[BEGIN Exercise material]
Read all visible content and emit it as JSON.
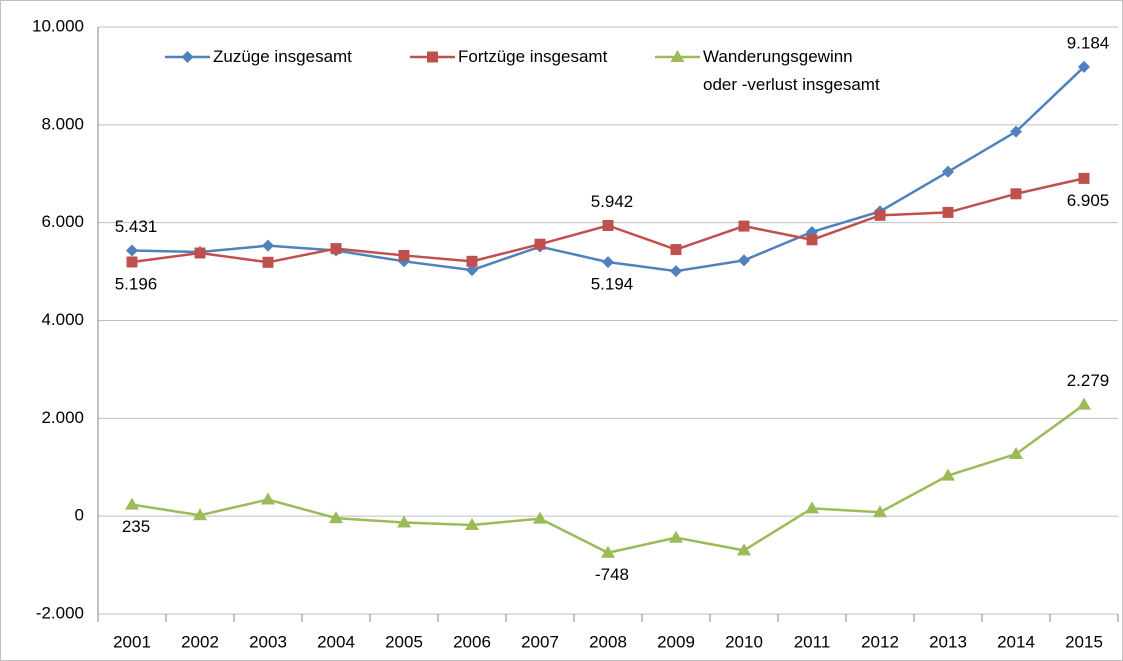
{
  "chart_data": {
    "type": "line",
    "categories": [
      "2001",
      "2002",
      "2003",
      "2004",
      "2005",
      "2006",
      "2007",
      "2008",
      "2009",
      "2010",
      "2011",
      "2012",
      "2013",
      "2014",
      "2015"
    ],
    "series": [
      {
        "name": "Zuzüge insgesamt",
        "color": "#4f81bd",
        "marker": "diamond",
        "values": [
          5431,
          5400,
          5530,
          5430,
          5210,
          5030,
          5510,
          5194,
          5010,
          5230,
          5810,
          6230,
          7040,
          7860,
          9184
        ],
        "value_labels": [
          "5.431",
          null,
          null,
          null,
          null,
          null,
          null,
          "5.194",
          null,
          null,
          null,
          null,
          null,
          null,
          "9.184"
        ]
      },
      {
        "name": "Fortzüge insgesamt",
        "color": "#c0504d",
        "marker": "square",
        "values": [
          5196,
          5380,
          5190,
          5470,
          5330,
          5210,
          5560,
          5942,
          5450,
          5930,
          5650,
          6150,
          6210,
          6590,
          6905
        ],
        "value_labels": [
          "5.196",
          null,
          null,
          null,
          null,
          null,
          null,
          "5.942",
          null,
          null,
          null,
          null,
          null,
          null,
          "6.905"
        ]
      },
      {
        "name": "Wanderungsgewinn\noder -verlust insgesamt",
        "color": "#9bbb59",
        "marker": "triangle",
        "values": [
          235,
          20,
          340,
          -40,
          -130,
          -180,
          -50,
          -748,
          -440,
          -700,
          160,
          80,
          830,
          1270,
          2279
        ],
        "value_labels": [
          "235",
          null,
          null,
          null,
          null,
          null,
          null,
          "-748",
          null,
          null,
          null,
          null,
          null,
          null,
          "2.279"
        ]
      }
    ],
    "ylim": [
      -2000,
      10000
    ],
    "yticks": [
      {
        "value": -2000,
        "label": "-2.000"
      },
      0,
      {
        "value": 2000,
        "label": "2.000"
      },
      {
        "value": 4000,
        "label": "4.000"
      },
      {
        "value": 6000,
        "label": "6.000"
      },
      {
        "value": 8000,
        "label": "8.000"
      },
      {
        "value": 10000,
        "label": "10.000"
      }
    ],
    "grid": true,
    "legend": "top"
  }
}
[END Exercise material]
> **Your instructions**
Pick out each line above that includes "marker" and show it.

> **Exercise result**
        "marker": "diamond",
        "marker": "square",
        "marker": "triangle",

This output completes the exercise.